(Saved data entries)
-- BEGIN --

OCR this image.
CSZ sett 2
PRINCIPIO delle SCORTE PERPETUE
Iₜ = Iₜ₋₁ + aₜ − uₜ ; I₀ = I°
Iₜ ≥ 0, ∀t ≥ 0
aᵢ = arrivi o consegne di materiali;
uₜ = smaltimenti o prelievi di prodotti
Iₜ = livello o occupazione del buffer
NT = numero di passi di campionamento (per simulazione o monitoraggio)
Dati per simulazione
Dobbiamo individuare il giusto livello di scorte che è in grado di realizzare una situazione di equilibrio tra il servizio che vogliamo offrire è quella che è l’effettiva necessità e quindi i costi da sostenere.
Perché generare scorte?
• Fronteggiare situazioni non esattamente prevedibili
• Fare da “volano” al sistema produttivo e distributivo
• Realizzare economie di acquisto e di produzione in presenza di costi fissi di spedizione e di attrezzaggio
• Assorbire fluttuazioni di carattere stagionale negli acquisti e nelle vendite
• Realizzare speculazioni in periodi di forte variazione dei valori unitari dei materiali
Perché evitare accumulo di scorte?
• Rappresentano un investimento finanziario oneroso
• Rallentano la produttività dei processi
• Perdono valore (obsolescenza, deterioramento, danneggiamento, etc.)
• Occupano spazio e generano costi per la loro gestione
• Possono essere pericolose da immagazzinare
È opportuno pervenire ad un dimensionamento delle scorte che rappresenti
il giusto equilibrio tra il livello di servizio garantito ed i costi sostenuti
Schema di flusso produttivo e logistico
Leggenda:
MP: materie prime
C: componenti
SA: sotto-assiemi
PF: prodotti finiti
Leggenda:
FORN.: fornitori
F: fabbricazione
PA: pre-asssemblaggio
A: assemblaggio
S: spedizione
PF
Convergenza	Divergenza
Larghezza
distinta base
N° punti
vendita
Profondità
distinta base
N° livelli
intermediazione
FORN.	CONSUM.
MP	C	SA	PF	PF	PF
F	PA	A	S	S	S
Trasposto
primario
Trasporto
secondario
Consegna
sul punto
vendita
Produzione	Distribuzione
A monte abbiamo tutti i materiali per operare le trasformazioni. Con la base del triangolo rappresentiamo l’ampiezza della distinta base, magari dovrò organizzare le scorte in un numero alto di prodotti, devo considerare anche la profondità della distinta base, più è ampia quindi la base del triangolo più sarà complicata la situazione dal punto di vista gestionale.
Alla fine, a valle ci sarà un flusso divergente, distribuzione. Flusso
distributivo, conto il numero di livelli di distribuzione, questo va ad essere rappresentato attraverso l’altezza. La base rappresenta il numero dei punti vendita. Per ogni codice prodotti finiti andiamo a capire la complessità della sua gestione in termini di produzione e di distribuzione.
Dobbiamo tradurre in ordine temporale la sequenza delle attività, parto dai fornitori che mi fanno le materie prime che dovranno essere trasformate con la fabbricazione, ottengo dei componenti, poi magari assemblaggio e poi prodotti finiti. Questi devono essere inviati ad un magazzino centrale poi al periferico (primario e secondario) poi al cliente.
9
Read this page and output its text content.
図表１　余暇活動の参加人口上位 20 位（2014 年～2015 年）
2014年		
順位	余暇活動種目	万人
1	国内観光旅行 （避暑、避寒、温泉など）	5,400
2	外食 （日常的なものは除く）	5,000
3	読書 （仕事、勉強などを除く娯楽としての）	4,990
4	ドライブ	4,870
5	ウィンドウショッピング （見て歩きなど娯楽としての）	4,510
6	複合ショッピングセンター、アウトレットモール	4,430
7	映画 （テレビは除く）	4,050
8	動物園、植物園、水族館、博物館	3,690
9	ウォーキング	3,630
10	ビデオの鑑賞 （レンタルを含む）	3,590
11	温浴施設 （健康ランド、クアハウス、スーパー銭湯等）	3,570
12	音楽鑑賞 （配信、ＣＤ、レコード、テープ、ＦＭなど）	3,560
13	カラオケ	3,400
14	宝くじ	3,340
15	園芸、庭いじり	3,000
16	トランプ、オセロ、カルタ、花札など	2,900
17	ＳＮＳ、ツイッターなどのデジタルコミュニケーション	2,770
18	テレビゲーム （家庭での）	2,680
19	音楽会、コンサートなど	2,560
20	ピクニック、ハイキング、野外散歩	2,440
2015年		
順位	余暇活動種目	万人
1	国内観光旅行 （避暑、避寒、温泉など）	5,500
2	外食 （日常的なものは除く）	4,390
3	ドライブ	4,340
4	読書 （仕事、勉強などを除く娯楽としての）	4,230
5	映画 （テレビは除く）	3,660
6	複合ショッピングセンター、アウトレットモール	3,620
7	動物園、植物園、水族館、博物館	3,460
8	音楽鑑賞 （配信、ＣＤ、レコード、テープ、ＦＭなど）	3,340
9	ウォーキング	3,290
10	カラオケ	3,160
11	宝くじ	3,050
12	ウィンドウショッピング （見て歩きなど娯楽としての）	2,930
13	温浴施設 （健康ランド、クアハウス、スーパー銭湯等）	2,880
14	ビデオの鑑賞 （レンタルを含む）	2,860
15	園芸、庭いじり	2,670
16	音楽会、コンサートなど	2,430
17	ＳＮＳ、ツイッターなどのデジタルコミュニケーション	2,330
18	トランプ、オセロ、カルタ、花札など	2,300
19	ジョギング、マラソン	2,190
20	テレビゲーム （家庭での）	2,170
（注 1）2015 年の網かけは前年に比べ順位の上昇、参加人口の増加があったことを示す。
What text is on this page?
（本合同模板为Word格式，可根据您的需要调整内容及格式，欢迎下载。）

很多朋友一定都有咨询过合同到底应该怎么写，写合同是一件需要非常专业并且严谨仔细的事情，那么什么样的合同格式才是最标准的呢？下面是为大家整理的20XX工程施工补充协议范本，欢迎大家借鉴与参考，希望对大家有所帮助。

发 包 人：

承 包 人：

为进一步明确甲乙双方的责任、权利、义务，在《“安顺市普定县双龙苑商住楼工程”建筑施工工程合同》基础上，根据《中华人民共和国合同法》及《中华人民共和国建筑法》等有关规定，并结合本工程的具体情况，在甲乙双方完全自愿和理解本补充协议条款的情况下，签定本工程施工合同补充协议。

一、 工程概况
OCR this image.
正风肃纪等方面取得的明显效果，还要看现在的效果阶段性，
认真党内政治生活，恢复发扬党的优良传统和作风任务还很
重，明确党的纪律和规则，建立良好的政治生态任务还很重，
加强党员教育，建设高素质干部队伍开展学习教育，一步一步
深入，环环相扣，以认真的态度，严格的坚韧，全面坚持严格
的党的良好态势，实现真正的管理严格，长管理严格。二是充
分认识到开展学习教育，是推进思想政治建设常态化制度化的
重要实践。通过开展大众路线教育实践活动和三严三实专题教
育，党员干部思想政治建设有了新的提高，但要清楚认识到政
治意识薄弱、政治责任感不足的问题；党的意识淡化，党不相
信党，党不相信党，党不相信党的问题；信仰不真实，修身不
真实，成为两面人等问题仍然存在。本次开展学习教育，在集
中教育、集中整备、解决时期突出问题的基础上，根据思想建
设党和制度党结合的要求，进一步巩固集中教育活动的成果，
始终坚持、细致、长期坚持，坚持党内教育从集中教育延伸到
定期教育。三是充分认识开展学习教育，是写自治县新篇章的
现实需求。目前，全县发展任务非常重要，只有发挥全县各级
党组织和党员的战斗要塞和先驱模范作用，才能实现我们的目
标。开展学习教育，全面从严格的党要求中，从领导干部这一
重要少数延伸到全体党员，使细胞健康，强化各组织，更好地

-- END --

**What the exercise asks:** Each line of the material above needs to be quoted exactly, please.

**Output:**
OCR this image.
CSZ sett 2
PRINCIPIO delle SCORTE PERPETUE
Iₜ = Iₜ₋₁ + aₜ − uₜ ; I₀ = I°
Iₜ ≥ 0, ∀t ≥ 0
aᵢ = arrivi o consegne di materiali;
uₜ = smaltimenti o prelievi di prodotti
Iₜ = livello o occupazione del buffer
NT = numero di passi di campionamento (per simulazione o monitoraggio)
Dati per simulazione
Dobbiamo individuare il giusto livello di scorte che è in grado di realizzare una situazione di equilibrio tra il servizio che vogliamo offrire è quella che è l’effettiva necessità e quindi i costi da sostenere.
Perché generare scorte?
• Fronteggiare situazioni non esattamente prevedibili
• Fare da “volano” al sistema produttivo e distributivo
• Realizzare economie di acquisto e di produzione in presenza di costi fissi di spedizione e di attrezzaggio
• Assorbire fluttuazioni di carattere stagionale negli acquisti e nelle vendite
• Realizzare speculazioni in periodi di forte variazione dei valori unitari dei materiali
Perché evitare accumulo di scorte?
• Rappresentano un investimento finanziario oneroso
• Rallentano la produttività dei processi
• Perdono valore (obsolescenza, deterioramento, danneggiamento, etc.)
• Occupano spazio e generano costi per la loro gestione
• Possono essere pericolose da immagazzinare
È opportuno pervenire ad un dimensionamento delle scorte che rappresenti
il giusto equilibrio tra il livello di servizio garantito ed i costi sostenuti
Schema di flusso produttivo e logistico
Leggenda:
MP: materie prime
C: componenti
SA: sotto-assiemi
PF: prodotti finiti
Leggenda:
FORN.: fornitori
F: fabbricazione
PA: pre-asssemblaggio
A: assemblaggio
S: spedizione
PF
Convergenza	Divergenza
Larghezza
distinta base
N° punti
vendita
Profondità
distinta base
N° livelli
intermediazione
FORN.	CONSUM.
MP	C	SA	PF	PF	PF
F	PA	A	S	S	S
Trasposto
primario
Trasporto
secondario
Consegna
sul punto
vendita
Produzione	Distribuzione
A monte abbiamo tutti i materiali per operare le trasformazioni. Con la base del triangolo rappresentiamo l’ampiezza della distinta base, magari dovrò organizzare le scorte in un numero alto di prodotti, devo considerare anche la profondità della distinta base, più è ampia quindi la base del triangolo più sarà complicata la situazione dal punto di vista gestionale.
Alla fine, a valle ci sarà un flusso divergente, distribuzione. Flusso
distributivo, conto il numero di livelli di distribuzione, questo va ad essere rappresentato attraverso l’altezza. La base rappresenta il numero dei punti vendita. Per ogni codice prodotti finiti andiamo a capire la complessità della sua gestione in termini di produzione e di distribuzione.
Dobbiamo tradurre in ordine temporale la sequenza delle attività, parto dai fornitori che mi fanno le materie prime che dovranno essere trasformate con la fabbricazione, ottengo dei componenti, poi magari assemblaggio e poi prodotti finiti. Questi devono essere inviati ad un magazzino centrale poi al periferico (primario e secondario) poi al cliente.
9
Read this page and output its text content.
図表１　余暇活動の参加人口上位 20 位（2014 年～2015 年）
2014年		
順位	余暇活動種目	万人
1	国内観光旅行 （避暑、避寒、温泉など）	5,400
2	外食 （日常的なものは除く）	5,000
3	読書 （仕事、勉強などを除く娯楽としての）	4,990
4	ドライブ	4,870
5	ウィンドウショッピング （見て歩きなど娯楽としての）	4,510
6	複合ショッピングセンター、アウトレットモール	4,430
7	映画 （テレビは除く）	4,050
8	動物園、植物園、水族館、博物館	3,690
9	ウォーキング	3,630
10	ビデオの鑑賞 （レンタルを含む）	3,590
11	温浴施設 （健康ランド、クアハウス、スーパー銭湯等）	3,570
12	音楽鑑賞 （配信、ＣＤ、レコード、テープ、ＦＭなど）	3,560
13	カラオケ	3,400
14	宝くじ	3,340
15	園芸、庭いじり	3,000
16	トランプ、オセロ、カルタ、花札など	2,900
17	ＳＮＳ、ツイッターなどのデジタルコミュニケーション	2,770
18	テレビゲーム （家庭での）	2,680
19	音楽会、コンサートなど	2,560
20	ピクニック、ハイキング、野外散歩	2,440
2015年		
順位	余暇活動種目	万人
1	国内観光旅行 （避暑、避寒、温泉など）	5,500
2	外食 （日常的なものは除く）	4,390
3	ドライブ	4,340
4	読書 （仕事、勉強などを除く娯楽としての）	4,230
5	映画 （テレビは除く）	3,660
6	複合ショッピングセンター、アウトレットモール	3,620
7	動物園、植物園、水族館、博物館	3,460
8	音楽鑑賞 （配信、ＣＤ、レコード、テープ、ＦＭなど）	3,340
9	ウォーキング	3,290
10	カラオケ	3,160
11	宝くじ	3,050
12	ウィンドウショッピング （見て歩きなど娯楽としての）	2,930
13	温浴施設 （健康ランド、クアハウス、スーパー銭湯等）	2,880
14	ビデオの鑑賞 （レンタルを含む）	2,860
15	園芸、庭いじり	2,670
16	音楽会、コンサートなど	2,430
17	ＳＮＳ、ツイッターなどのデジタルコミュニケーション	2,330
18	トランプ、オセロ、カルタ、花札など	2,300
19	ジョギング、マラソン	2,190
20	テレビゲーム （家庭での）	2,170
（注 1）2015 年の網かけは前年に比べ順位の上昇、参加人口の増加があったことを示す。
What text is on this page?
（本合同模板为Word格式，可根据您的需要调整内容及格式，欢迎下载。）

很多朋友一定都有咨询过合同到底应该怎么写，写合同是一件需要非常专业并且严谨仔细的事情，那么什么样的合同格式才是最标准的呢？下面是为大家整理的20XX工程施工补充协议范本，欢迎大家借鉴与参考，希望对大家有所帮助。

发 包 人：

承 包 人：

为进一步明确甲乙双方的责任、权利、义务，在《“安顺市普定县双龙苑商住楼工程”建筑施工工程合同》基础上，根据《中华人民共和国合同法》及《中华人民共和国建筑法》等有关规定，并结合本工程的具体情况，在甲乙双方完全自愿和理解本补充协议条款的情况下，签定本工程施工合同补充协议。

一、 工程概况
OCR this image.
正风肃纪等方面取得的明显效果，还要看现在的效果阶段性，
认真党内政治生活，恢复发扬党的优良传统和作风任务还很
重，明确党的纪律和规则，建立良好的政治生态任务还很重，
加强党员教育，建设高素质干部队伍开展学习教育，一步一步
深入，环环相扣，以认真的态度，严格的坚韧，全面坚持严格
的党的良好态势，实现真正的管理严格，长管理严格。二是充
分认识到开展学习教育，是推进思想政治建设常态化制度化的
重要实践。通过开展大众路线教育实践活动和三严三实专题教
育，党员干部思想政治建设有了新的提高，但要清楚认识到政
治意识薄弱、政治责任感不足的问题；党的意识淡化，党不相
信党，党不相信党，党不相信党的问题；信仰不真实，修身不
真实，成为两面人等问题仍然存在。本次开展学习教育，在集
中教育、集中整备、解决时期突出问题的基础上，根据思想建
设党和制度党结合的要求，进一步巩固集中教育活动的成果，
始终坚持、细致、长期坚持，坚持党内教育从集中教育延伸到
定期教育。三是充分认识开展学习教育，是写自治县新篇章的
现实需求。目前，全县发展任务非常重要，只有发挥全县各级
党组织和党员的战斗要塞和先驱模范作用，才能实现我们的目
标。开展学习教育，全面从严格的党要求中，从领导干部这一
重要少数延伸到全体党员，使细胞健康，强化各组织，更好地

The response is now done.